→ Texte choisi:
Numérique et bibliothèque : pourquoi et comment

Par Gilles Éboli, directeur de la Bibliothèque municipale de Lyon
Photo de Gille Eboli. Crédit photo Didier Nicole

La bibliothèque enrichie par la culture numérique, beau mais vaste programme ! En effet, à l’heure où l’expression d’ « envahissement numérique » se répand, on en arrive à se demander, pour les bibliothèques, quel secteur ne sera pas concerné par la Grande Révolution du Numérique et si finalement cette Révolution n’emportera pas tout, bébé et eau du bain sur son passage1

Bien sûr nous n’en sommes pas là, bien au contraire dirais-je même. Certes, il est clair qu’entré par la porte des catalogues, le numérique ressort volontiers par la fenêtre des textes eux-mêmes avec la numérisation des collections, voire par celle des usagers. Des collections, des services et aussi des usagers virtuels : bienvenue dans le monde merveilleux de la bibliothèque hybride. Car, et c’est essentiel, cette bibliothèque reste hybride, c'est-à-dire que sa partie physique n’est pas abolie et en poussant sinon le paradoxe, du moins la réflexion, on pourrait dire qu’en bout de logique, le numérique nous ramène au physique comme le mondial souligne le local. La problématique de la médiation entre ici en scène et avec elle les enjeux qui sous-tendent les évolutions actuelles, encore une fois locales et mondiales. Tentons d’éclaircir le propos avec un peu d’histoire, puisqu’il y a déjà une histoire.

La bibliothèque hybride : collections, services…

Fin des années 90 - début des années 2000. Les bibliothèques ratent le premier train du numérique : le concept dominant étant celui de la médiathèque et donc d’une approche bâtie sur la multiplicité des supports, on prend Internet pour un nouveau support et on l’enferme dans une «internethèque», comme il y a eu des ludothèques, des logithèques, autrement dit des espaces multimédias ou numériques comme on voudra. Erreur fatale pour le modèle de la médiathèque : le numérique n’est pas un support de plus mais une autre bibliothèque, avec ses collections, ses services et ses publics. Le modèle de la bibliothèque hybride se déploie progressivement autour de ces trois axes.

→ Données brutes:
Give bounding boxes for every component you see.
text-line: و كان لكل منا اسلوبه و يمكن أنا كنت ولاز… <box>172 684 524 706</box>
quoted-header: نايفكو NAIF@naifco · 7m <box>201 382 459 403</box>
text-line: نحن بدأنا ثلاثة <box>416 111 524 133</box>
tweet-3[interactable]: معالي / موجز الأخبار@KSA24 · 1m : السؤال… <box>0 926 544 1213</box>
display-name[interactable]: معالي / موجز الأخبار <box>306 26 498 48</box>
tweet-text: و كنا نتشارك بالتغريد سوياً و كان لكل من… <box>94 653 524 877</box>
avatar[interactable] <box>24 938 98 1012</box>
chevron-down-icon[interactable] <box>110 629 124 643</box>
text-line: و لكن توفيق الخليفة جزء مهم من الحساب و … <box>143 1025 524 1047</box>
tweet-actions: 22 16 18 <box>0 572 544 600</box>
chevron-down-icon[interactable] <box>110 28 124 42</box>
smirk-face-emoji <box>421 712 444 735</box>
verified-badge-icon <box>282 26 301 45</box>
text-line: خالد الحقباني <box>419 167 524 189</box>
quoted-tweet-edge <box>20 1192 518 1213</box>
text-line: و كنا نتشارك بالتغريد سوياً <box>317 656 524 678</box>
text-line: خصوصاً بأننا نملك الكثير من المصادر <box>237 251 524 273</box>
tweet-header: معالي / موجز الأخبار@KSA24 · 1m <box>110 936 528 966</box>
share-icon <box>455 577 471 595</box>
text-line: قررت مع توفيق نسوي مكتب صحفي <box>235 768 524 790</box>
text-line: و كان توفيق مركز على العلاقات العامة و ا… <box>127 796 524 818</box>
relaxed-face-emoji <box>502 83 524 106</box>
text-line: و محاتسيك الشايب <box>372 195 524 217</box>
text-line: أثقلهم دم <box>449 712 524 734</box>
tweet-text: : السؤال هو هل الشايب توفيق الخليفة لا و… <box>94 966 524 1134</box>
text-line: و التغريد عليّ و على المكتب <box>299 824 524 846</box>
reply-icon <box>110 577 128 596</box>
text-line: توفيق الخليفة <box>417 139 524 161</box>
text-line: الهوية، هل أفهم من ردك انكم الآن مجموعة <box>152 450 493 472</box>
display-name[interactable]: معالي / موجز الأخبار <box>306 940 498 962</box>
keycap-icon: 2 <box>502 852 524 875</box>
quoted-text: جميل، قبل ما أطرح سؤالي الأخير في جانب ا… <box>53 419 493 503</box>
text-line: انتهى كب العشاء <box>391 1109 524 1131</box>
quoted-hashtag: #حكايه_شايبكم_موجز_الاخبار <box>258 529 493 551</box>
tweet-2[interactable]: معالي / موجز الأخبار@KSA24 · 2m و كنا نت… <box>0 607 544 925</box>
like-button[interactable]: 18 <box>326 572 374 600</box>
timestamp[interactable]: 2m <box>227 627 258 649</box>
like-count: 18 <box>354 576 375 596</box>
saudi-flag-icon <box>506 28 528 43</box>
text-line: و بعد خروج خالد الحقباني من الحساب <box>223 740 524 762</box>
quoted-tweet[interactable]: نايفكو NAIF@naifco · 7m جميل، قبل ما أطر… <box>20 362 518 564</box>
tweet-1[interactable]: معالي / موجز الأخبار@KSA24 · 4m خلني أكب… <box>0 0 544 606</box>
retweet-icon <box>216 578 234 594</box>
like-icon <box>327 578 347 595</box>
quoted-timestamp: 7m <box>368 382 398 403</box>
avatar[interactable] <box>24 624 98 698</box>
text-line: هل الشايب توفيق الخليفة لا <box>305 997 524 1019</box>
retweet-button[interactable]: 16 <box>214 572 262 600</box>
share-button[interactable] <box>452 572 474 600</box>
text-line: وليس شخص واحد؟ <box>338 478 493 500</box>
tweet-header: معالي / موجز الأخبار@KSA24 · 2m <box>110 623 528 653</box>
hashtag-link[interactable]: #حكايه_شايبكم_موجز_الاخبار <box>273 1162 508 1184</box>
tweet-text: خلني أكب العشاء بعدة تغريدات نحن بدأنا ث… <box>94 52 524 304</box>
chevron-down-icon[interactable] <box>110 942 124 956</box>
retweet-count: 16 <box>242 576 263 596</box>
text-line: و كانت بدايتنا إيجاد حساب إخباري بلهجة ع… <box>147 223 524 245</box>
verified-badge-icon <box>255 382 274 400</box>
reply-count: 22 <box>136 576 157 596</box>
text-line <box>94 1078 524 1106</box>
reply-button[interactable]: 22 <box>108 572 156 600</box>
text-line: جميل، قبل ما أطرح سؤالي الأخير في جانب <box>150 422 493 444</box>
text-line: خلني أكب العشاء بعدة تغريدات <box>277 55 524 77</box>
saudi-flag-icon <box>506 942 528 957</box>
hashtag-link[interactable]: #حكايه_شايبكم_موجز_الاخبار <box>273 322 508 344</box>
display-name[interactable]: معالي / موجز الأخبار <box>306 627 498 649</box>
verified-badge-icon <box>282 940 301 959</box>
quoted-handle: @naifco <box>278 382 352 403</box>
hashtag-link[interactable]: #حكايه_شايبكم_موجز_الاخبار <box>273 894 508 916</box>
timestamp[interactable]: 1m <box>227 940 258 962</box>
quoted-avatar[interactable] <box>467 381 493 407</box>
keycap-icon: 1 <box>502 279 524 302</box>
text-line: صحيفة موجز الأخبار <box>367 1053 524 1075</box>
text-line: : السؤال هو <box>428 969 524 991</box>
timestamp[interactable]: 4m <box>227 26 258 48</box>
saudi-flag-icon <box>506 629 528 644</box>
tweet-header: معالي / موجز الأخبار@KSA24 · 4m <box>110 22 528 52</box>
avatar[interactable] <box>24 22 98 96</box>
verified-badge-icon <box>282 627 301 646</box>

→ Consigne:
Répondez à ces questions sur le texte choisi :
(a) Quel poste occupe Gilles Éboli ?
(b) Par quelle porte le numérique est-il d'abord entré dans les bibliothèques ?
(c) À la fin des années 90, pour quoi les bibliothèques ont-elles pris Internet ?
Ce matériel n'a aucun rapport avec le texte choisi.

→ Exercice corrigé:
(a) Il est directeur de la Bibliothèque municipale de Lyon.
(b) Il est entré par la porte des catalogues.
(c) Elles l'ont pris pour un nouveau support et l'ont enfermé dans une « internethèque ».